Description of the task.
Omit the pictures from the entries below and retype everything else exactly.

Stored items from a collection.
§ §

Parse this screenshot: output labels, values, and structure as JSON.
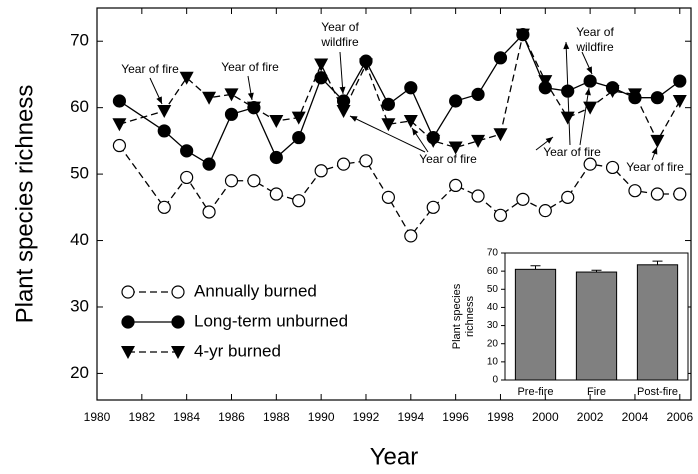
{
  "chart_data": [
    {
      "type": "line",
      "xlabel": "Year",
      "ylabel": "Plant species richness",
      "x": [
        1981,
        1983,
        1984,
        1985,
        1986,
        1987,
        1988,
        1989,
        1990,
        1991,
        1992,
        1993,
        1994,
        1995,
        1996,
        1997,
        1998,
        1999,
        2000,
        2001,
        2002,
        2003,
        2004,
        2005,
        2006
      ],
      "series": [
        {
          "name": "Annually burned",
          "color": "#000000",
          "marker": "open-circle",
          "dashed": true,
          "values": [
            54.3,
            45,
            49.5,
            44.3,
            49,
            49,
            47,
            46,
            50.5,
            51.5,
            52,
            46.5,
            40.7,
            45,
            48.3,
            46.7,
            43.8,
            46.2,
            44.5,
            46.5,
            51.5,
            51,
            47.5,
            47,
            47
          ]
        },
        {
          "name": "Long-term unburned",
          "color": "#000000",
          "marker": "filled-circle",
          "dashed": false,
          "values": [
            61,
            56.5,
            53.5,
            51.5,
            59,
            60,
            52.5,
            55.5,
            64.5,
            61,
            67,
            60.5,
            63,
            55.5,
            61,
            62,
            67.5,
            71,
            63,
            62.5,
            64,
            63,
            61.5,
            61.5,
            64
          ]
        },
        {
          "name": "4-yr burned",
          "color": "#000000",
          "marker": "triangle-down",
          "dashed": true,
          "values": [
            57.5,
            59.5,
            64.5,
            61.5,
            62,
            60,
            58,
            58.5,
            66.5,
            59.5,
            66.5,
            57.5,
            58,
            55,
            54,
            55,
            56,
            71,
            64,
            58.5,
            60,
            62.5,
            62,
            55,
            61
          ]
        }
      ],
      "xlim": [
        1980,
        2006.5
      ],
      "xticks": [
        1980,
        1982,
        1984,
        1986,
        1988,
        1990,
        1992,
        1994,
        1996,
        1998,
        2000,
        2002,
        2004,
        2006
      ],
      "ylim": [
        16,
        75
      ],
      "yticks": [
        20,
        30,
        40,
        50,
        60,
        70
      ],
      "legend": "lower left",
      "annotations": [
        {
          "lines": [
            "Year of fire"
          ]
        },
        {
          "lines": [
            "Year of fire"
          ]
        },
        {
          "lines": [
            "Year of",
            "wildfire"
          ]
        },
        {
          "lines": [
            "Year of fire"
          ]
        },
        {
          "lines": [
            "Year of fire"
          ]
        },
        {
          "lines": [
            "Year of",
            "wildfire"
          ]
        },
        {
          "lines": [
            "Year of fire"
          ]
        }
      ]
    },
    {
      "type": "bar",
      "ylabel": [
        "Plant species",
        "richness"
      ],
      "categories": [
        "Pre-fire",
        "Fire",
        "Post-fire"
      ],
      "values": [
        61,
        59.5,
        63.5
      ],
      "errors": [
        2,
        1,
        2
      ],
      "color": "#808080",
      "ylim": [
        0,
        70
      ],
      "yticks": [
        0,
        10,
        20,
        30,
        40,
        50,
        60,
        70
      ]
    }
  ]
}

§ §

Problem solution.
Parse this screenshot: output labels, values, and structure as JSON.
{
  "chart_data": [
    {
      "type": "line",
      "xlabel": "Year",
      "ylabel": "Plant species richness",
      "x": [
        1981,
        1983,
        1984,
        1985,
        1986,
        1987,
        1988,
        1989,
        1990,
        1991,
        1992,
        1993,
        1994,
        1995,
        1996,
        1997,
        1998,
        1999,
        2000,
        2001,
        2002,
        2003,
        2004,
        2005,
        2006
      ],
      "series": [
        {
          "name": "Annually burned",
          "color": "#000000",
          "marker": "open-circle",
          "dashed": true,
          "values": [
            54.3,
            45,
            49.5,
            44.3,
            49,
            49,
            47,
            46,
            50.5,
            51.5,
            52,
            46.5,
            40.7,
            45,
            48.3,
            46.7,
            43.8,
            46.2,
            44.5,
            46.5,
            51.5,
            51,
            47.5,
            47,
            47
          ]
        },
        {
          "name": "Long-term unburned",
          "color": "#000000",
          "marker": "filled-circle",
          "dashed": false,
          "values": [
            61,
            56.5,
            53.5,
            51.5,
            59,
            60,
            52.5,
            55.5,
            64.5,
            61,
            67,
            60.5,
            63,
            55.5,
            61,
            62,
            67.5,
            71,
            63,
            62.5,
            64,
            63,
            61.5,
            61.5,
            64
          ]
        },
        {
          "name": "4-yr burned",
          "color": "#000000",
          "marker": "triangle-down",
          "dashed": true,
          "values": [
            57.5,
            59.5,
            64.5,
            61.5,
            62,
            60,
            58,
            58.5,
            66.5,
            59.5,
            66.5,
            57.5,
            58,
            55,
            54,
            55,
            56,
            71,
            64,
            58.5,
            60,
            62.5,
            62,
            55,
            61
          ]
        }
      ],
      "xlim": [
        1980,
        2006.5
      ],
      "xticks": [
        1980,
        1982,
        1984,
        1986,
        1988,
        1990,
        1992,
        1994,
        1996,
        1998,
        2000,
        2002,
        2004,
        2006
      ],
      "ylim": [
        16,
        75
      ],
      "yticks": [
        20,
        30,
        40,
        50,
        60,
        70
      ],
      "legend": "lower left",
      "annotations": [
        {
          "lines": [
            "Year of fire"
          ]
        },
        {
          "lines": [
            "Year of fire"
          ]
        },
        {
          "lines": [
            "Year of",
            "wildfire"
          ]
        },
        {
          "lines": [
            "Year of fire"
          ]
        },
        {
          "lines": [
            "Year of fire"
          ]
        },
        {
          "lines": [
            "Year of",
            "wildfire"
          ]
        },
        {
          "lines": [
            "Year of fire"
          ]
        }
      ]
    },
    {
      "type": "bar",
      "ylabel": [
        "Plant species",
        "richness"
      ],
      "categories": [
        "Pre-fire",
        "Fire",
        "Post-fire"
      ],
      "values": [
        61,
        59.5,
        63.5
      ],
      "errors": [
        2,
        1,
        2
      ],
      "color": "#808080",
      "ylim": [
        0,
        70
      ],
      "yticks": [
        0,
        10,
        20,
        30,
        40,
        50,
        60,
        70
      ]
    }
  ]
}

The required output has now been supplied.